**Data for the task**
----------

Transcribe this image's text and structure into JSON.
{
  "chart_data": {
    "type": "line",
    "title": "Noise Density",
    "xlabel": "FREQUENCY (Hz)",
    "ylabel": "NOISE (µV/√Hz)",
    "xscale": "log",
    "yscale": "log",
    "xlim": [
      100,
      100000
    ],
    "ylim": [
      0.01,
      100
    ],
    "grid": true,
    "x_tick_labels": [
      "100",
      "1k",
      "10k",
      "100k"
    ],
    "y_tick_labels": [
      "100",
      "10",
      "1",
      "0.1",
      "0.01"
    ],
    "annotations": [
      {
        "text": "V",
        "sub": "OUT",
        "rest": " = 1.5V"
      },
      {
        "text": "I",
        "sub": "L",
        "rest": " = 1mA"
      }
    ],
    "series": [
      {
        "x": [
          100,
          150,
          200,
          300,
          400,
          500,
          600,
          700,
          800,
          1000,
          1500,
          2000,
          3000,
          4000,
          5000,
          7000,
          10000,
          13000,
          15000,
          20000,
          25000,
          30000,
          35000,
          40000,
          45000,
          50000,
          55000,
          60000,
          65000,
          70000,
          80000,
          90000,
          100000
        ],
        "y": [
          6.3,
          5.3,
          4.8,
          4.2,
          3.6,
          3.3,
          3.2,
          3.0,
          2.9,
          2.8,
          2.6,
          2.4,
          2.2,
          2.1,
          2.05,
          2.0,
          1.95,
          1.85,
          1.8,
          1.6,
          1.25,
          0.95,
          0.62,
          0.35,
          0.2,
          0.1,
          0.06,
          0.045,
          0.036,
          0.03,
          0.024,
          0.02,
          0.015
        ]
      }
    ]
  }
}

----------

**Your objective**
Extract all lines that hold the word "text".

**Reply**
Transcribe this image's text and structure into JSON.
        "text": "V",
        "text": "I",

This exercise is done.